▸ Task goal:
Count how many lines mention the word "vastaukset". Write that number alone.

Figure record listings

====

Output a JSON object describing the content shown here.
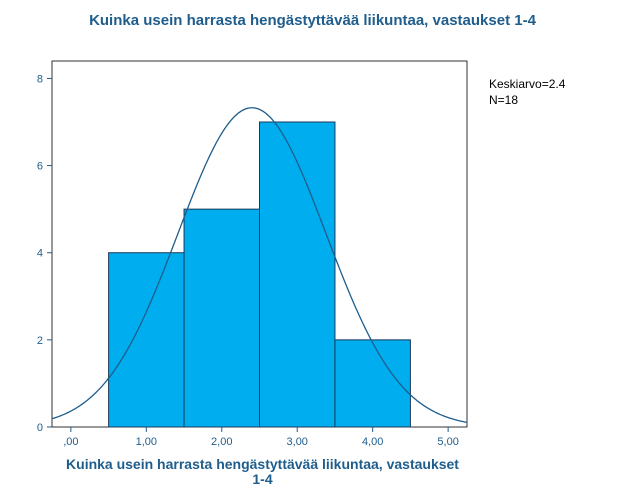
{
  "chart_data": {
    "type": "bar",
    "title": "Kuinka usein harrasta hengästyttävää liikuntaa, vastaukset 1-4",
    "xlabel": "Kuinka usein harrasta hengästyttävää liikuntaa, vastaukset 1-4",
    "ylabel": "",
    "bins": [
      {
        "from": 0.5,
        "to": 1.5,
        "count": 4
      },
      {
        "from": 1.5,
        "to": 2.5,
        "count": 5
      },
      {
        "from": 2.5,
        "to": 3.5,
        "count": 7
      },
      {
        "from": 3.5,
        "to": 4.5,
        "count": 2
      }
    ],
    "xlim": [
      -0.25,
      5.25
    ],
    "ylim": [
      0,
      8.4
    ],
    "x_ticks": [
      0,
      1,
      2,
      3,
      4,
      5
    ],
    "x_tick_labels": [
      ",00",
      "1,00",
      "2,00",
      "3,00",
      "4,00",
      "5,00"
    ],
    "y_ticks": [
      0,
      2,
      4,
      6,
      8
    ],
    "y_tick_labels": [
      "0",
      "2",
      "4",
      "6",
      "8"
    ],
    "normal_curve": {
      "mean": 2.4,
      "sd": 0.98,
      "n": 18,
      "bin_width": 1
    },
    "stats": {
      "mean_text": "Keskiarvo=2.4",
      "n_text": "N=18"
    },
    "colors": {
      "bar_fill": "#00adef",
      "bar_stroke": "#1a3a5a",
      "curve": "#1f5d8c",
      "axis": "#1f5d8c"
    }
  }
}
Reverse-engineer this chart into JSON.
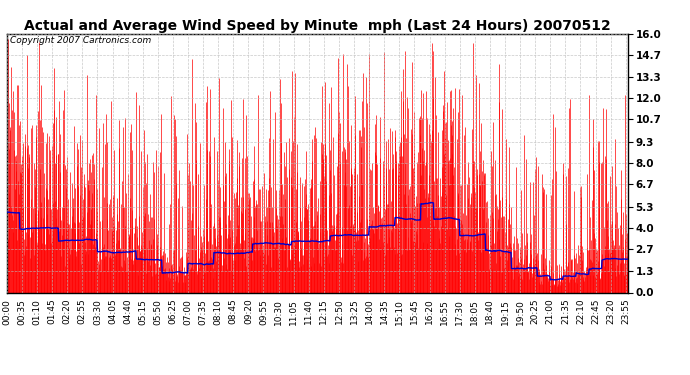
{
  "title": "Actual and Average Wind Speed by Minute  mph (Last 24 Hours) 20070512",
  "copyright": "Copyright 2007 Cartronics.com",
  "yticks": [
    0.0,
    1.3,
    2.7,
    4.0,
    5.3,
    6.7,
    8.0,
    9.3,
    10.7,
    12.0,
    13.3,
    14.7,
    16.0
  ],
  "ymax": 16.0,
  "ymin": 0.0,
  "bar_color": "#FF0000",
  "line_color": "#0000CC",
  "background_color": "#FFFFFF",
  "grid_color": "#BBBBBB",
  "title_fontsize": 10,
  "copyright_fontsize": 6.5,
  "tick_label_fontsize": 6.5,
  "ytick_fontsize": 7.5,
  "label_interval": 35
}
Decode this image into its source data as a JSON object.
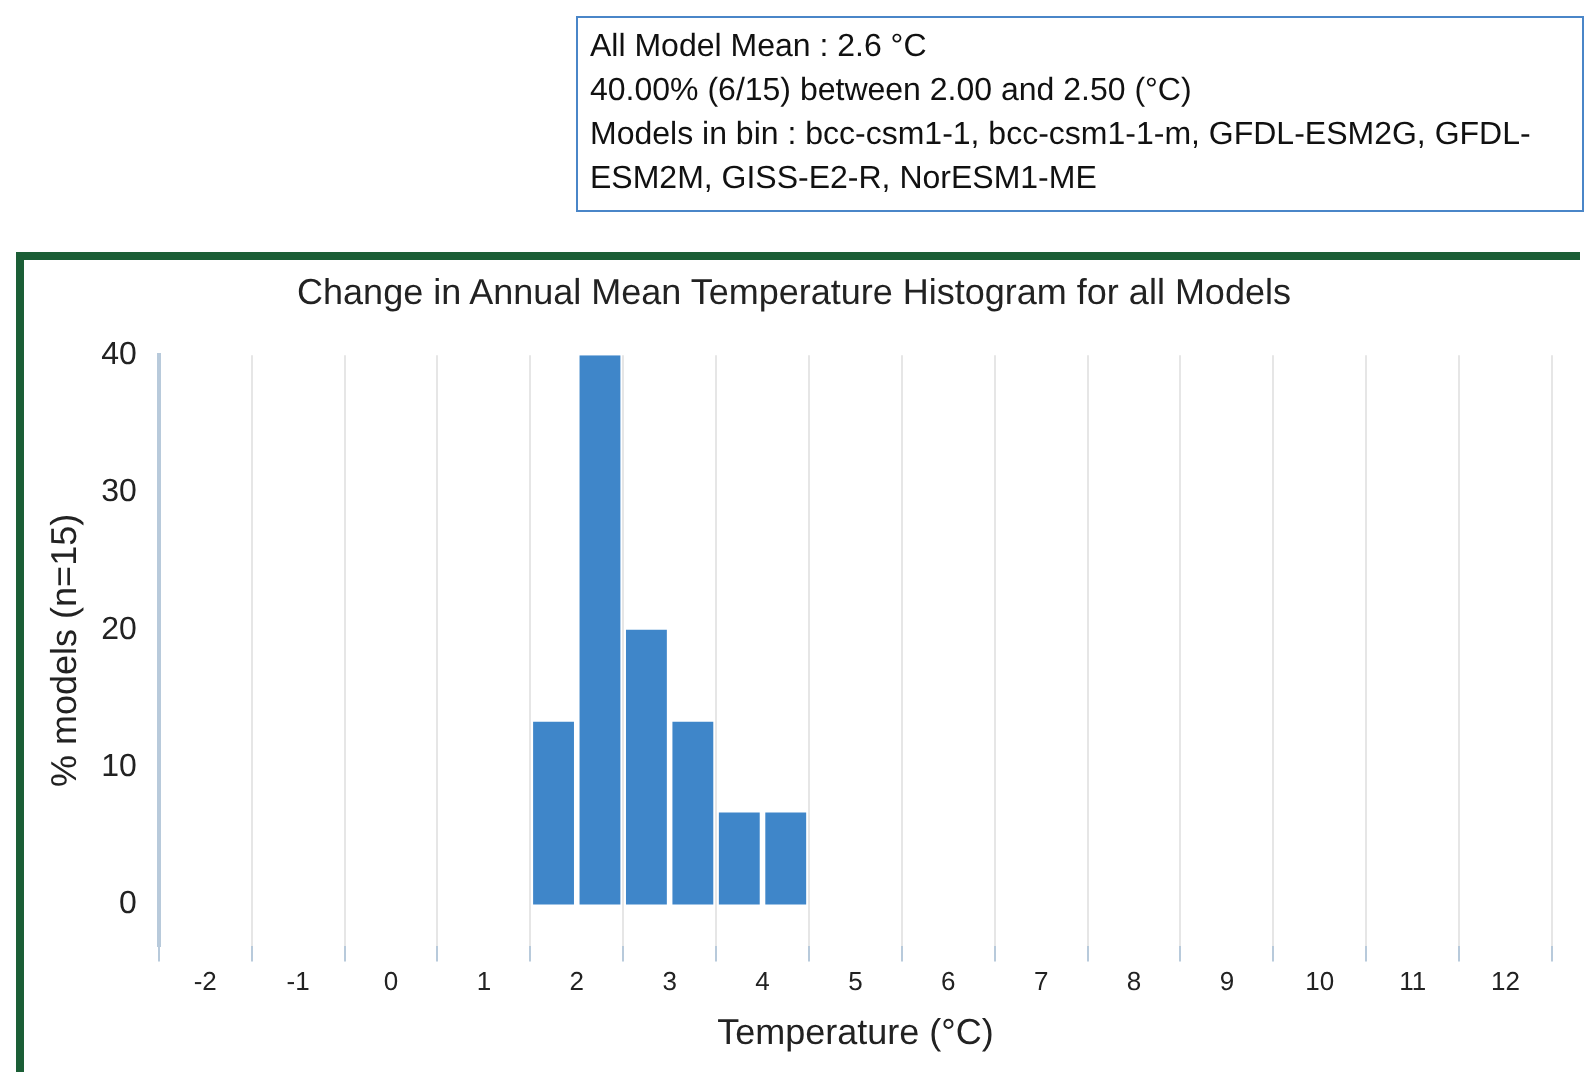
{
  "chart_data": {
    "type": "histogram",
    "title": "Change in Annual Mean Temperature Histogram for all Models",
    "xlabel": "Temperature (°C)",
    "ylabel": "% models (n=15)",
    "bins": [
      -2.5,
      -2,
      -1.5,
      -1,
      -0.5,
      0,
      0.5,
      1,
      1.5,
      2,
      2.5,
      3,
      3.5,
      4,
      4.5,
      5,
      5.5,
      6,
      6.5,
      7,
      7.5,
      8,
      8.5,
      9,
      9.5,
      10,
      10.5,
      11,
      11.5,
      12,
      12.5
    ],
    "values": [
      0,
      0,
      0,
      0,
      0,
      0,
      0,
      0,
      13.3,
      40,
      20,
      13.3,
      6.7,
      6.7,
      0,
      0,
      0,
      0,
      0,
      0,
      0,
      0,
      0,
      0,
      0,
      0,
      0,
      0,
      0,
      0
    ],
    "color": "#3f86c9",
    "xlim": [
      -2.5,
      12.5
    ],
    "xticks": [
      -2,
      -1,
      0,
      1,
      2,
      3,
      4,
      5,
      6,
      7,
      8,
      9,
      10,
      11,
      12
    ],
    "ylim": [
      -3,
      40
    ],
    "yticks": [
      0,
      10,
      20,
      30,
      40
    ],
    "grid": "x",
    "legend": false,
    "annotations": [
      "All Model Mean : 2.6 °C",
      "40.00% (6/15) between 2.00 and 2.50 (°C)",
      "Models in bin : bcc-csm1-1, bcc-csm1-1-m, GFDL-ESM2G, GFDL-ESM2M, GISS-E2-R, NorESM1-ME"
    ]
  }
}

====

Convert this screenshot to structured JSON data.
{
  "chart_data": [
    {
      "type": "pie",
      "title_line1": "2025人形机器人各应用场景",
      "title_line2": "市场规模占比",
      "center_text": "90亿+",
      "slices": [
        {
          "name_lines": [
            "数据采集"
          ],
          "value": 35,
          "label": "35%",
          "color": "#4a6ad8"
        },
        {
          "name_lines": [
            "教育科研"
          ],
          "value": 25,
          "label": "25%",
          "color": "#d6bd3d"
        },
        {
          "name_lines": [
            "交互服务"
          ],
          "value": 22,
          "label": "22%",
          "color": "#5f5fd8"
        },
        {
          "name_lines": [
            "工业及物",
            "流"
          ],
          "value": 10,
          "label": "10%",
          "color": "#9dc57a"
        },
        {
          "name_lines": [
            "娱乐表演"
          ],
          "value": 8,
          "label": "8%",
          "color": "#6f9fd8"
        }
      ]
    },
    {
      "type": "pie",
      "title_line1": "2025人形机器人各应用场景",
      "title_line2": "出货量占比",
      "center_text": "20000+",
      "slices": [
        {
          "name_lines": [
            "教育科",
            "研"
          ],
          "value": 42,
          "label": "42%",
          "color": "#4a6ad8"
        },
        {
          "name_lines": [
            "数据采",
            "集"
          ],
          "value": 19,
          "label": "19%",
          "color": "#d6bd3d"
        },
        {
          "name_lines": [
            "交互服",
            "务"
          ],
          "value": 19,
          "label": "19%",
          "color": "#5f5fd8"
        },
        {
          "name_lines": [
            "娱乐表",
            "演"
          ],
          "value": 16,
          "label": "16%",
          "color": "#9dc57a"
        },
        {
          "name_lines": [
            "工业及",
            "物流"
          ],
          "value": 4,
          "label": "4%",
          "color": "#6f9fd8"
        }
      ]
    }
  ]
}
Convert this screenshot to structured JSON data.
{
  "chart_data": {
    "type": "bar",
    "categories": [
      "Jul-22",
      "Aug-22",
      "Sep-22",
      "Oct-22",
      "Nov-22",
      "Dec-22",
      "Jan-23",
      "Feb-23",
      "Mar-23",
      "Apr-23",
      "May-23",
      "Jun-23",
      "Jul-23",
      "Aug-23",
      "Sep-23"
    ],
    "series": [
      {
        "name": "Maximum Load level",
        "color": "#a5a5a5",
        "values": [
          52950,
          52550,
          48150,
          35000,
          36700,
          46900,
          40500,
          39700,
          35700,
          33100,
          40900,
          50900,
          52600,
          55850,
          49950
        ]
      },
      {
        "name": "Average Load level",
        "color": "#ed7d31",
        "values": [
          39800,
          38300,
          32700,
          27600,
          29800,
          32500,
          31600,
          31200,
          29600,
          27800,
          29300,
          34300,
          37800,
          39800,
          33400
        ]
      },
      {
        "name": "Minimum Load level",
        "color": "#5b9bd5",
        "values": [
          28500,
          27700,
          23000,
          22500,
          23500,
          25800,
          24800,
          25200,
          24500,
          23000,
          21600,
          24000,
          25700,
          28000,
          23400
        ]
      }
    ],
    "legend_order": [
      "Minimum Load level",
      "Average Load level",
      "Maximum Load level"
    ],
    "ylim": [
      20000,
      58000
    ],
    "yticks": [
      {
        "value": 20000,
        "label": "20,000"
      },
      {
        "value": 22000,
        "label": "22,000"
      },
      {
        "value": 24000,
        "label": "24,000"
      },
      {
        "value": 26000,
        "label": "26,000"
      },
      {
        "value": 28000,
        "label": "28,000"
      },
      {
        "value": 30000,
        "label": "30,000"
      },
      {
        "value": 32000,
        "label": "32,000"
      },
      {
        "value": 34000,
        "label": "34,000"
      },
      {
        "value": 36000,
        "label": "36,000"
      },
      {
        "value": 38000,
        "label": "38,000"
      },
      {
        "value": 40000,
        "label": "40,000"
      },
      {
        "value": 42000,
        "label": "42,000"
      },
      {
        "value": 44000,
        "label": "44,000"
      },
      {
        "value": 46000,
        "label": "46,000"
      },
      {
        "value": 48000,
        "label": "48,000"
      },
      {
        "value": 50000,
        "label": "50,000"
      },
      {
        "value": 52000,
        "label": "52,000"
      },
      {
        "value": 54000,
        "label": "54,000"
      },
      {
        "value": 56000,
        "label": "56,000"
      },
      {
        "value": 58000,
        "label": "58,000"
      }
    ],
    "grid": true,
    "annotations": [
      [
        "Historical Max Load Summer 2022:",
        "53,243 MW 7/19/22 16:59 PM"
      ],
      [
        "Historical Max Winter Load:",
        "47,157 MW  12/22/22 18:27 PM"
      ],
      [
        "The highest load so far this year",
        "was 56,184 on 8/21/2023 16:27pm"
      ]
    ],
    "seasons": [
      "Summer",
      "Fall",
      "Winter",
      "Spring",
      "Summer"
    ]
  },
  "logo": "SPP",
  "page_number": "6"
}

====

▸ Solution for this problem:
2